PROTOTYPE: Magic files to access search results/modified files
Created by: mrnugget
NOTE FOR REVIEWERS: This is a prototype and should be treated as such, which means: let's review idea/design/feasibility instead of concrete implementation details (but if you do have concrete feedback on the implementation, feel free to leave it as such).
This is another prototype, next to https://github.com/sourcegraph/src-cli/pull/334, to solve the same thing: allowing step.run
commands to access specific files.
What this prototype does is to create magic files inside the container. The files contain lists of files, one filename per line. By using standard shell scripting, the run
commands can then access these files.
Example campaign spec:
name: a-magic-file-appeared
description: Updated description Hello World to READMEs
on:
- repositoriesMatchingQuery: lang:go fmt.Sprintf("%d", :[v]) patterntype:structural -file:vendor repo:automation-testing
steps:
# The two magic files right now are:
#
# /src/search-results contains search results in current repository, one per line
# /src/previous-step/modified-files contains files modified by previous step, one per line
#
# How do you make use of them?

Tasks:
- A) In the magic-files pull request text, write out everything from "PROTOTYPE: Magic files" down to "access these files." again, substituting "sandbox" for "container".
- B) Pick up the magic-files pull request text after its last line and continue it.

Structured page-parsing data:

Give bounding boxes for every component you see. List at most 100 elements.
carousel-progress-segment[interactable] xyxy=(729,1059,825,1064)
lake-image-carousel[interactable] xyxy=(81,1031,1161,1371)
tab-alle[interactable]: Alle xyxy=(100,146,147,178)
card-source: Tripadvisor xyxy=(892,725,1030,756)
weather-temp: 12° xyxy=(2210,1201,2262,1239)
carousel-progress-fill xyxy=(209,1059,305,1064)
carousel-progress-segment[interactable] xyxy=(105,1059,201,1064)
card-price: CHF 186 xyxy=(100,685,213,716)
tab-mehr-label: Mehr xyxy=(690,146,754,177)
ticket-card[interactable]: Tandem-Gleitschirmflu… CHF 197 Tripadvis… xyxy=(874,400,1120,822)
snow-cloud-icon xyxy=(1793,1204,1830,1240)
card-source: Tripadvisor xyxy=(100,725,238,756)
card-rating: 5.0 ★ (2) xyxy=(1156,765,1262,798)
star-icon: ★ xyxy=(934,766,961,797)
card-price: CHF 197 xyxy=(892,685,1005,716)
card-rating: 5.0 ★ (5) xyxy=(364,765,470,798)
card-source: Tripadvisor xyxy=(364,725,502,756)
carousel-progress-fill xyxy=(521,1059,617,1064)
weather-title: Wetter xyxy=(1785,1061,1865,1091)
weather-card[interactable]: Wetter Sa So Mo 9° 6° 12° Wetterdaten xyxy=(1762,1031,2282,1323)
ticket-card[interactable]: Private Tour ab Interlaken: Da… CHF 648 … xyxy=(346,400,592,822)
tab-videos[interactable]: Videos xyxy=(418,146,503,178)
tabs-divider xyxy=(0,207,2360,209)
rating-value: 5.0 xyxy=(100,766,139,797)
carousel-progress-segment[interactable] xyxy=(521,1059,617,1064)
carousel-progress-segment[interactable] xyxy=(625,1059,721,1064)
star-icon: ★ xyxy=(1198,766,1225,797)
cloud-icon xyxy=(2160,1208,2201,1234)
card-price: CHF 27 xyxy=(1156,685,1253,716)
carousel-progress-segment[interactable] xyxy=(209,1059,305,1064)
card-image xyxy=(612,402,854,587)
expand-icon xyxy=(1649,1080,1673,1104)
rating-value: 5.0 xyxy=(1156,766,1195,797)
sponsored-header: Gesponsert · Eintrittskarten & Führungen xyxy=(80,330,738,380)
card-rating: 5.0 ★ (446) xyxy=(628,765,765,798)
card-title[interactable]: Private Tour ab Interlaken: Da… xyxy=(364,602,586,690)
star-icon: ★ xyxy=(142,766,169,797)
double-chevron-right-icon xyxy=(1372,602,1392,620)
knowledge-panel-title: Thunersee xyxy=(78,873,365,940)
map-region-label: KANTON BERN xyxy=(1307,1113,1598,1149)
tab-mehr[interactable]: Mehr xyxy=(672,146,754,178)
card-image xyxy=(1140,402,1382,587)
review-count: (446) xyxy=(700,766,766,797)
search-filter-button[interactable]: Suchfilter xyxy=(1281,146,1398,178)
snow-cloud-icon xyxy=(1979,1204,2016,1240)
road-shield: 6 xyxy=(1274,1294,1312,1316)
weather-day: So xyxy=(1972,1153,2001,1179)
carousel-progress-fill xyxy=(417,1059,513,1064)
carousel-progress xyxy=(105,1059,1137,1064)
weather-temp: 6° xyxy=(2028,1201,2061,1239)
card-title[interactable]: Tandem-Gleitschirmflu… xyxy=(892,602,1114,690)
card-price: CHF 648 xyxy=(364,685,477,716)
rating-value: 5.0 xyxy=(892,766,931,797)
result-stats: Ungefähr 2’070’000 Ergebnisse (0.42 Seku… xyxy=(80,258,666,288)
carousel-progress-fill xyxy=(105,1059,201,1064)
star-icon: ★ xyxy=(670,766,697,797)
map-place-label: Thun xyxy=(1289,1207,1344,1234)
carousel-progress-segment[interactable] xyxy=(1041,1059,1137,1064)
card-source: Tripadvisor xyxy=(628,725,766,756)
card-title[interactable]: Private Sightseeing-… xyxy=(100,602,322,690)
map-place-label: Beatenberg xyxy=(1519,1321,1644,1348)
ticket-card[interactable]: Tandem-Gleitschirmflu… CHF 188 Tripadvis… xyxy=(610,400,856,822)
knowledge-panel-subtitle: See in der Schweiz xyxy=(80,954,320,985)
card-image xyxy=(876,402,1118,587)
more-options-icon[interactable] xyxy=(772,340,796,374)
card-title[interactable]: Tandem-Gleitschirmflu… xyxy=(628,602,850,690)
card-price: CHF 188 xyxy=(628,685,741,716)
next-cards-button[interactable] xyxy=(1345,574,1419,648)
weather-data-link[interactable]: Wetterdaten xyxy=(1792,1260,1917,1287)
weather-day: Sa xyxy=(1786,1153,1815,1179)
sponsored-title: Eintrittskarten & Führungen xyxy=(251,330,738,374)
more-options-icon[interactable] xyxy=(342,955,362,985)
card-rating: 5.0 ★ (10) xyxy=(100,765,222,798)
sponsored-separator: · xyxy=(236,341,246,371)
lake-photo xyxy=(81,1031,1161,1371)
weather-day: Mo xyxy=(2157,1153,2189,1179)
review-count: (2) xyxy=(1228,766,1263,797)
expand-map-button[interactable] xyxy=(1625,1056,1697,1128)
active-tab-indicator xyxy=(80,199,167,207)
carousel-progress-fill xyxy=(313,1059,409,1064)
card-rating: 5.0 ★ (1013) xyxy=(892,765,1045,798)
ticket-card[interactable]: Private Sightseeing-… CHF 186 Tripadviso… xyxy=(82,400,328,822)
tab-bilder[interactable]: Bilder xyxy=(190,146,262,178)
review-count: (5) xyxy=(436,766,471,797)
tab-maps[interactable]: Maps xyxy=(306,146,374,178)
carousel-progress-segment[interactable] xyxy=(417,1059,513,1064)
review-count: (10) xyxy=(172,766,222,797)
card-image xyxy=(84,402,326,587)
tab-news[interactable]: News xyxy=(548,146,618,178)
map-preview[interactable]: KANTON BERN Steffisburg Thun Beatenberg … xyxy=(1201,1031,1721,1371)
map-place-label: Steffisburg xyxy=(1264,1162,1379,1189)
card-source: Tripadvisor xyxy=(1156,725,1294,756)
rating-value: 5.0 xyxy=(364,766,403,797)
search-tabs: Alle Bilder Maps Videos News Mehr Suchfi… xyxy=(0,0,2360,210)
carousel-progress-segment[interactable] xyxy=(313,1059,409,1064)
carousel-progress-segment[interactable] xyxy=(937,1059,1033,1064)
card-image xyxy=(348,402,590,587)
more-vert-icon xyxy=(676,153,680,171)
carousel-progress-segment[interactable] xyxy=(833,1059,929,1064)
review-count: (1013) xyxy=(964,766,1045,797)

Answers to the tasks:
- A)
PROTOTYPE: Magic files to access search results/modified files
Created by: mrnugget
NOTE FOR REVIEWERS: This is a prototype and should be treated as such, which means: let's review idea/design/feasibility instead of concrete implementation details (but if you do have concrete feedback on the implementation, feel free to leave it as such).
This is another prototype, next to https://github.com/sourcegraph/src-cli/pull/334, to solve the same thing: allowing step.run
commands to access specific files.
What this prototype does is to create magic files inside the sandbox. The files contain lists of files, one filename per line. By using standard shell scripting, the run
commands can then access these files.

- B)
#
# Option 1) Use a loop:
- run: cat /src/search-results | while read result; do xargs comby -in-place 'fmt.Sprintf("%d", :[v])' 'strconv.Itoa(:[v])' "${result}"; done
container: comby/comby
# Option 2) Use cat, which Unix-snobs say is useless here:
- run: cat /src/search-results | xargs comby -in-place 'fmt.Sprintf("%d", :[v])' 'strconv.Itoa(:[v])'
container: comby/comby
# Option 3) The Unix-snobs-approved variant: use the file as STDIN
- run: </src/search-results xargs comby -in-place 'fmt.Sprintf("%d", :[v])' 'strconv.Itoa(:[v])'
container: comby/comby
# We just ran comby three times. Now let's use `goimports` to format the modified files:
- run: cat /src/previous-step/modified-files | xargs goimports -w
container: unibeautify/goimports
# [...]
Screenshot
Details
This branch here builds on top of https://github.com/sourcegraph/src-cli/pull/334. But instead of using templating, it simply makes the data available in temp files that are then mounted into the container.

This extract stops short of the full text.